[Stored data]
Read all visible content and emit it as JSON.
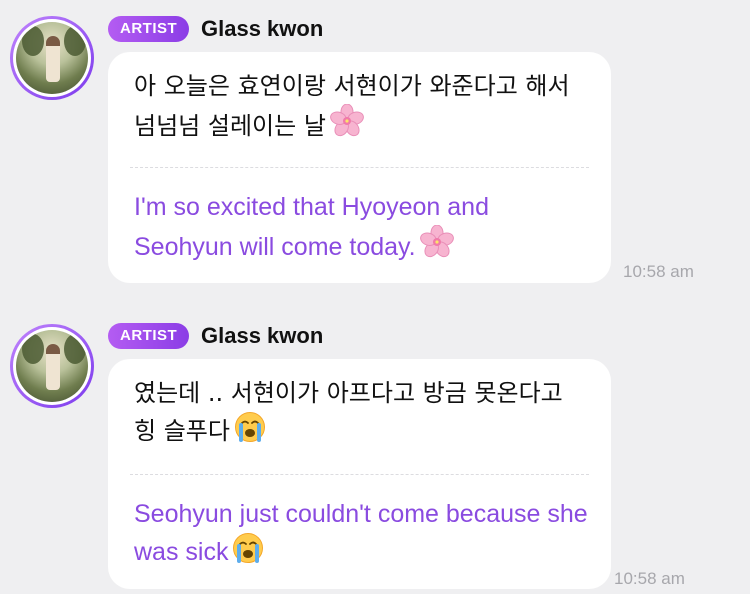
{
  "messages": [
    {
      "badge": "ARTIST",
      "sender": "Glass kwon",
      "korean": "아 오늘은 효연이랑 서현이가 와준다고 해서 넘넘넘 설레이는 날",
      "english": "I'm so excited that Hyoyeon and Seohyun will come today.",
      "emoji": "cherry-blossom-icon",
      "time": "10:58 am"
    },
    {
      "badge": "ARTIST",
      "sender": "Glass kwon",
      "korean": "였는데 .. 서현이가 아프다고 방금 못온다고 힝 슬푸다",
      "english": "Seohyun just couldn't come because she was sick",
      "emoji": "loudly-crying-face-icon",
      "time": "10:58 am"
    }
  ],
  "colors": {
    "background": "#efeff1",
    "bubble": "#ffffff",
    "translation": "#8a4be0",
    "badge": "#a14de9",
    "time": "#a7a7ac"
  }
}
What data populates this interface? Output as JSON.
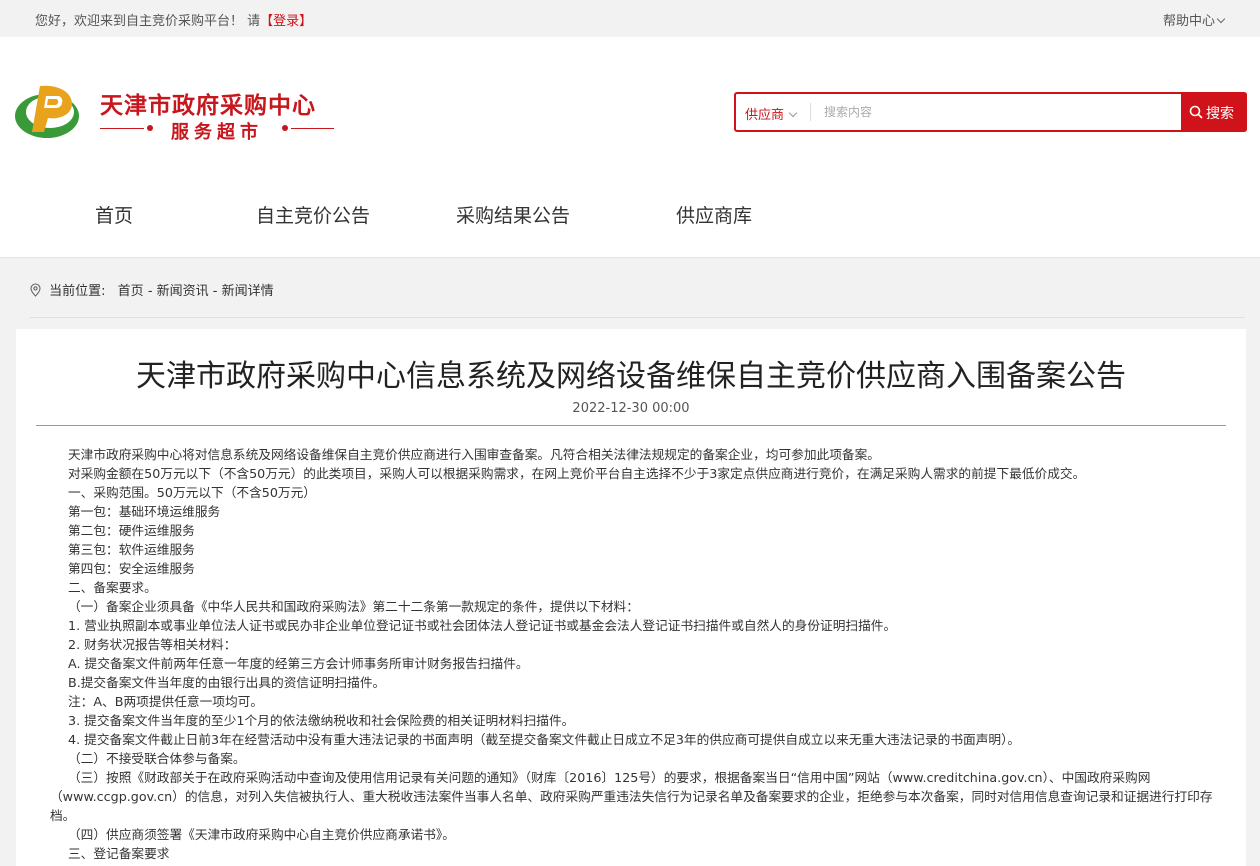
{
  "topbar": {
    "welcome": "您好，欢迎来到自主竞价采购平台！ 请",
    "login": "【登录】",
    "help": "帮助中心"
  },
  "logo": {
    "title": "天津市政府采购中心",
    "subtitle": "服务超市"
  },
  "search": {
    "category": "供应商",
    "placeholder": "搜索内容",
    "button": "搜索"
  },
  "nav": {
    "items": [
      "首页",
      "自主竞价公告",
      "采购结果公告",
      "供应商库"
    ]
  },
  "breadcrumb": {
    "label": "当前位置:",
    "home": "首页",
    "news": "新闻资讯",
    "detail": "新闻详情",
    "sep": " - "
  },
  "article": {
    "title": "天津市政府采购中心信息系统及网络设备维保自主竞价供应商入围备案公告",
    "date": "2022-12-30 00:00",
    "paragraphs": [
      "天津市政府采购中心将对信息系统及网络设备维保自主竞价供应商进行入围审查备案。凡符合相关法律法规规定的备案企业，均可参加此项备案。",
      "对采购金额在50万元以下（不含50万元）的此类项目，采购人可以根据采购需求，在网上竞价平台自主选择不少于3家定点供应商进行竞价，在满足采购人需求的前提下最低价成交。",
      "一、采购范围。50万元以下（不含50万元）",
      "第一包：基础环境运维服务",
      "第二包：硬件运维服务",
      "第三包：软件运维服务",
      "第四包：安全运维服务",
      "二、备案要求。",
      "（一）备案企业须具备《中华人民共和国政府采购法》第二十二条第一款规定的条件，提供以下材料：",
      "1. 营业执照副本或事业单位法人证书或民办非企业单位登记证书或社会团体法人登记证书或基金会法人登记证书扫描件或自然人的身份证明扫描件。",
      "2. 财务状况报告等相关材料：",
      "A. 提交备案文件前两年任意一年度的经第三方会计师事务所审计财务报告扫描件。",
      "B.提交备案文件当年度的由银行出具的资信证明扫描件。",
      "注：A、B两项提供任意一项均可。",
      "3. 提交备案文件当年度的至少1个月的依法缴纳税收和社会保险费的相关证明材料扫描件。",
      "4. 提交备案文件截止日前3年在经营活动中没有重大违法记录的书面声明（截至提交备案文件截止日成立不足3年的供应商可提供自成立以来无重大违法记录的书面声明）。",
      "（二）不接受联合体参与备案。",
      "（三）按照《财政部关于在政府采购活动中查询及使用信用记录有关问题的通知》（财库〔2016〕125号）的要求，根据备案当日“信用中国”网站（www.creditchina.gov.cn）、中国政府采购网（www.ccgp.gov.cn）的信息，对列入失信被执行人、重大税收违法案件当事人名单、政府采购严重违法失信行为记录名单及备案要求的企业，拒绝参与本次备案，同时对信用信息查询记录和证据进行打印存档。",
      "（四）供应商须签署《天津市政府采购中心自主竞价供应商承诺书》。",
      "三、登记备案要求"
    ]
  },
  "colors": {
    "brand_red": "#d0131a",
    "logo_green": "#3a9a3a",
    "logo_orange": "#e8a21b"
  }
}
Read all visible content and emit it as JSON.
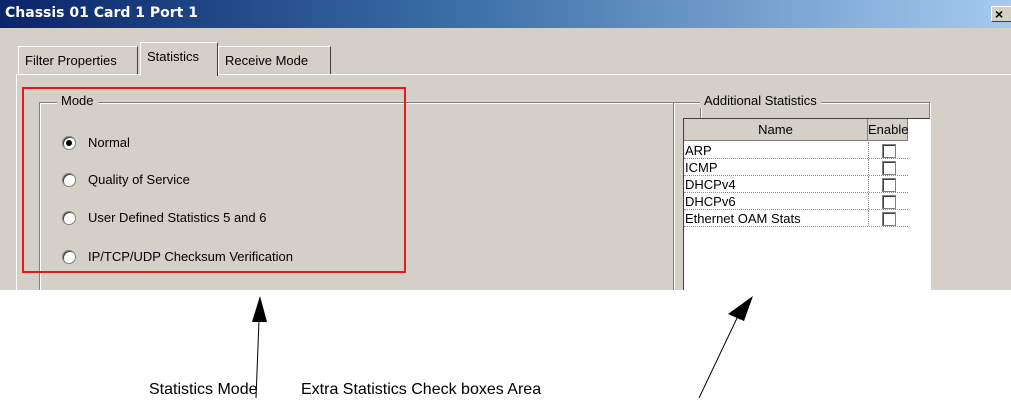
{
  "window": {
    "title": "Chassis 01 Card 1 Port 1",
    "close_label": "×"
  },
  "tabs": [
    "Filter Properties",
    "Statistics",
    "Receive Mode"
  ],
  "active_tab": "Statistics",
  "mode_group": {
    "label": "Mode",
    "options": [
      {
        "label": "Normal",
        "selected": true
      },
      {
        "label": "Quality of Service",
        "selected": false
      },
      {
        "label": "User Defined Statistics 5 and 6",
        "selected": false
      },
      {
        "label": "IP/TCP/UDP Checksum Verification",
        "selected": false
      }
    ]
  },
  "additional_group": {
    "label": "Additional Statistics",
    "columns": [
      "Name",
      "Enable"
    ],
    "rows": [
      {
        "name": "ARP",
        "enabled": false
      },
      {
        "name": "ICMP",
        "enabled": false
      },
      {
        "name": "DHCPv4",
        "enabled": false
      },
      {
        "name": "DHCPv6",
        "enabled": false
      },
      {
        "name": "Ethernet OAM Stats",
        "enabled": false
      }
    ]
  },
  "annotations": {
    "statistics_mode": "Statistics Mode",
    "extra_area": "Extra Statistics Check boxes Area",
    "highlight_color": "#e31a1a"
  }
}
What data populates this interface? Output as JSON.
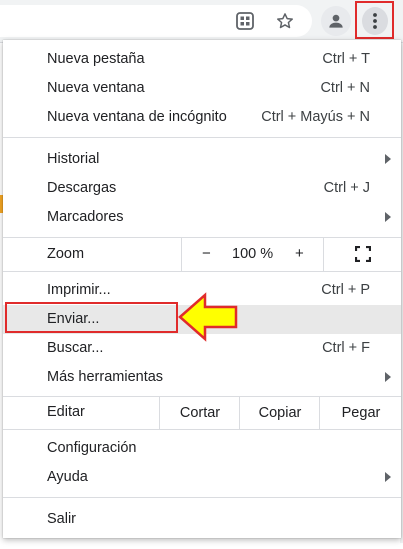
{
  "toolbar": {
    "extension_icon": "grid-extension-icon",
    "bookmark_icon": "star-icon",
    "profile_icon": "person-icon",
    "menu_icon": "three-dots-vertical-icon"
  },
  "menu": {
    "group1": [
      {
        "label": "Nueva pestaña",
        "shortcut": "Ctrl + T"
      },
      {
        "label": "Nueva ventana",
        "shortcut": "Ctrl + N"
      },
      {
        "label": "Nueva ventana de incógnito",
        "shortcut": "Ctrl + Mayús + N"
      }
    ],
    "group2": [
      {
        "label": "Historial",
        "shortcut": ""
      },
      {
        "label": "Descargas",
        "shortcut": "Ctrl + J"
      },
      {
        "label": "Marcadores",
        "shortcut": ""
      }
    ],
    "zoom": {
      "label": "Zoom",
      "minus": "−",
      "value": "100 %",
      "plus": "+"
    },
    "group3": [
      {
        "label": "Imprimir...",
        "shortcut": "Ctrl + P"
      },
      {
        "label": "Enviar...",
        "shortcut": ""
      },
      {
        "label": "Buscar...",
        "shortcut": "Ctrl + F"
      },
      {
        "label": "Más herramientas",
        "shortcut": ""
      }
    ],
    "edit": {
      "label": "Editar",
      "cut": "Cortar",
      "copy": "Copiar",
      "paste": "Pegar"
    },
    "group4": [
      {
        "label": "Configuración",
        "shortcut": ""
      },
      {
        "label": "Ayuda",
        "shortcut": ""
      }
    ],
    "exit": {
      "label": "Salir"
    }
  },
  "colors": {
    "highlight_border": "#e02b2b",
    "arrow_fill": "#ffff00",
    "hover_bg": "#e8e8e8"
  }
}
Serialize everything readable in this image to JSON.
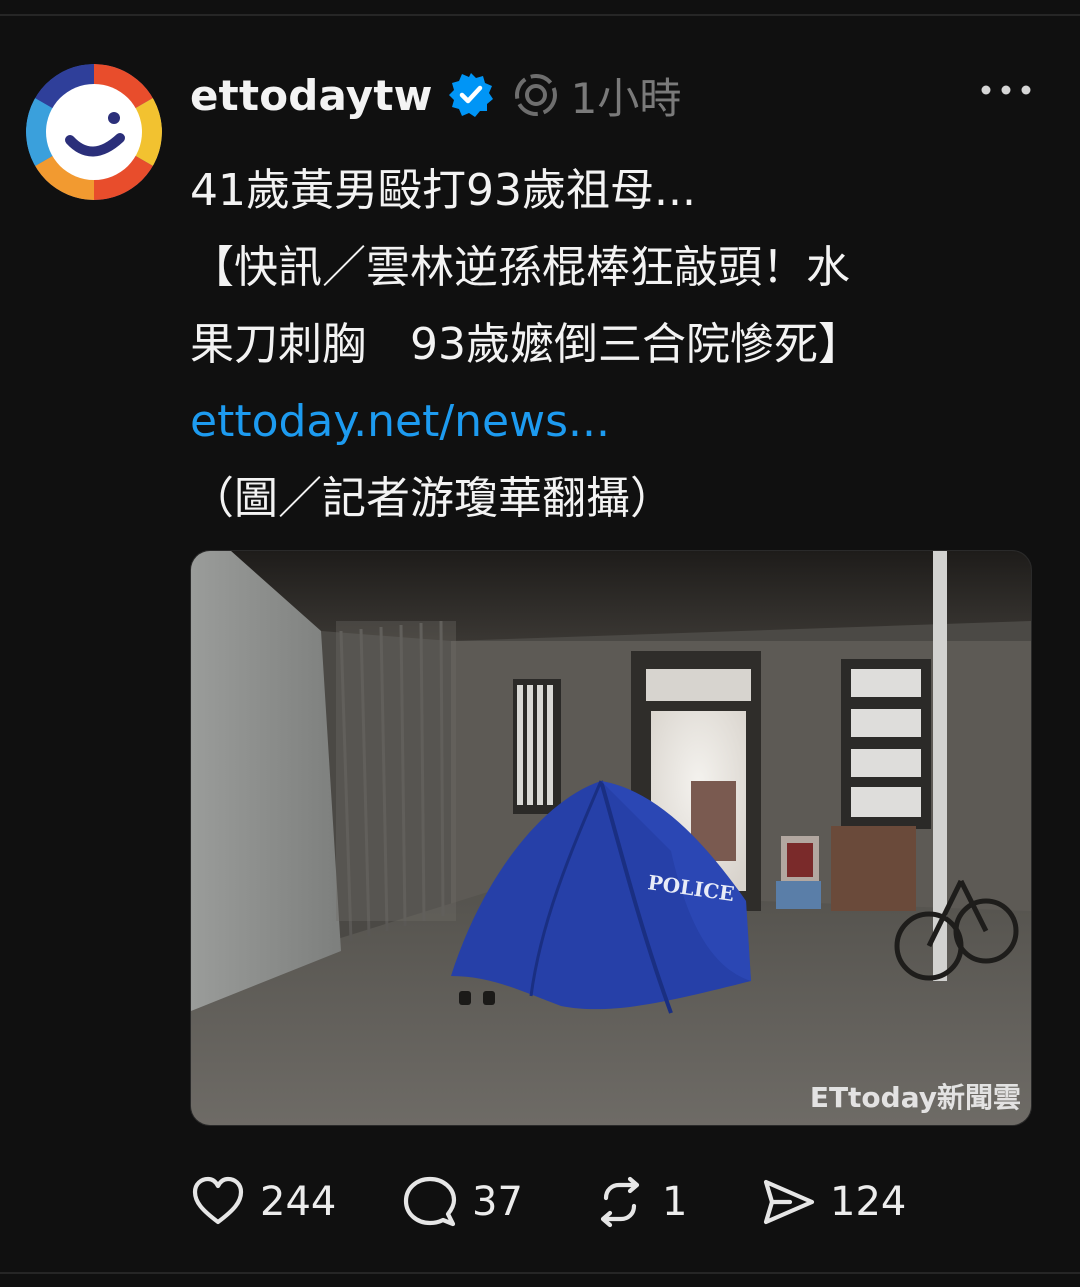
{
  "post": {
    "username": "ettodaytw",
    "timestamp": "1小時",
    "text_lines": [
      "41歲黃男毆打93歲祖母...",
      "【快訊／雲林逆孫棍棒狂敲頭！水",
      "果刀刺胸　93歲嬤倒三合院慘死】"
    ],
    "link_text": "ettoday.net/news...",
    "caption": "（圖／記者游瓊華翻攝）",
    "image": {
      "tent_text": "POLICE",
      "watermark": "ETtoday新聞雲"
    }
  },
  "actions": {
    "likes": "244",
    "replies": "37",
    "reposts": "1",
    "shares": "124"
  },
  "icons": {
    "avatar": "ettoday-logo",
    "verified": "verified-badge-icon",
    "ai": "ai-info-icon",
    "more": "more-icon",
    "like": "heart-icon",
    "reply": "comment-icon",
    "repost": "repost-icon",
    "share": "send-icon"
  },
  "colors": {
    "background": "#101010",
    "link": "#1d9bf0",
    "verified": "#0095f6",
    "muted": "#7a7a7a"
  }
}
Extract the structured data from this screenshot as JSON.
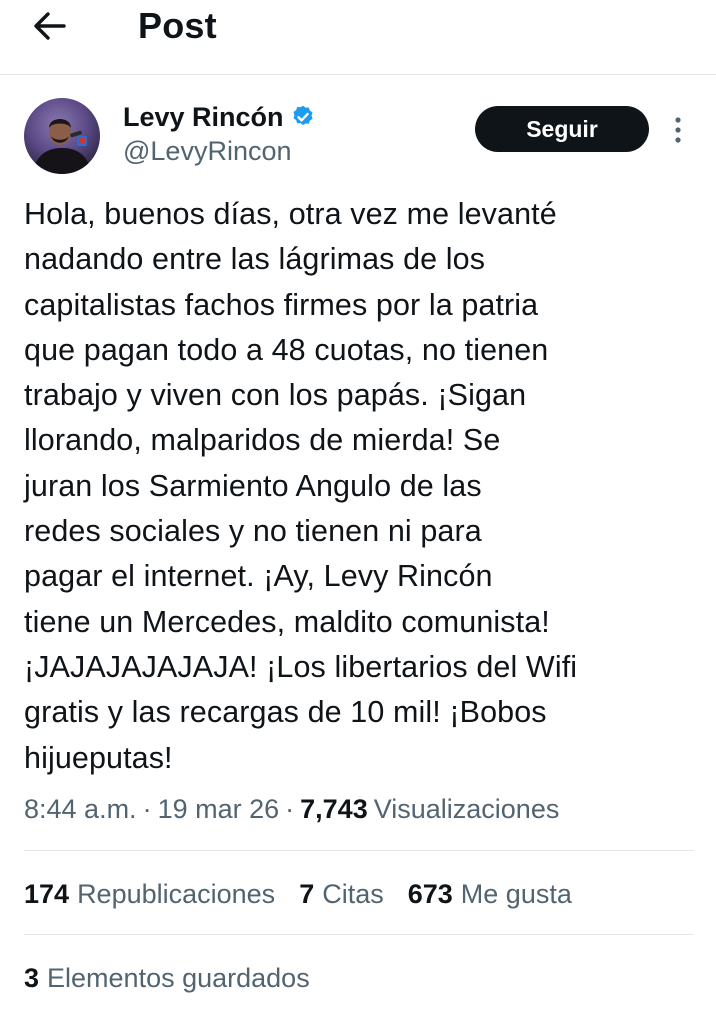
{
  "header": {
    "title": "Post",
    "back_icon": "arrow-left-icon"
  },
  "author": {
    "name": "Levy Rincón",
    "handle": "@LevyRincon",
    "verified": true,
    "verified_color": "#1d9bf0",
    "follow_label": "Seguir",
    "more_icon": "more-vertical-icon"
  },
  "post": {
    "text": "Hola, buenos días, otra vez me levanté\nnadando entre las lágrimas de los\ncapitalistas fachos firmes por la patria\nque pagan todo a 48 cuotas, no tienen\ntrabajo y viven con los papás. ¡Sigan\nllorando, malparidos de mierda! Se\njuran los Sarmiento Angulo de las\nredes sociales y no tienen ni para\npagar el internet. ¡Ay, Levy Rincón\ntiene un Mercedes, maldito comunista!\n¡JAJAJAJAJAJA! ¡Los libertarios del Wifi\ngratis y las recargas de 10 mil! ¡Bobos\nhijueputas!",
    "time": "8:44 a.m.",
    "separator": "·",
    "date": "19 mar 26",
    "views_count": "7,743",
    "views_label": "Visualizaciones"
  },
  "stats": {
    "reposts_count": "174",
    "reposts_label": "Republicaciones",
    "quotes_count": "7",
    "quotes_label": "Citas",
    "likes_count": "673",
    "likes_label": "Me gusta"
  },
  "bookmarks": {
    "count": "3",
    "label": "Elementos guardados"
  }
}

§ **Task requirements**: Only the number is wanted: how many lines of the material above include the word "Nueva"?

§ **Exercise solution**: 3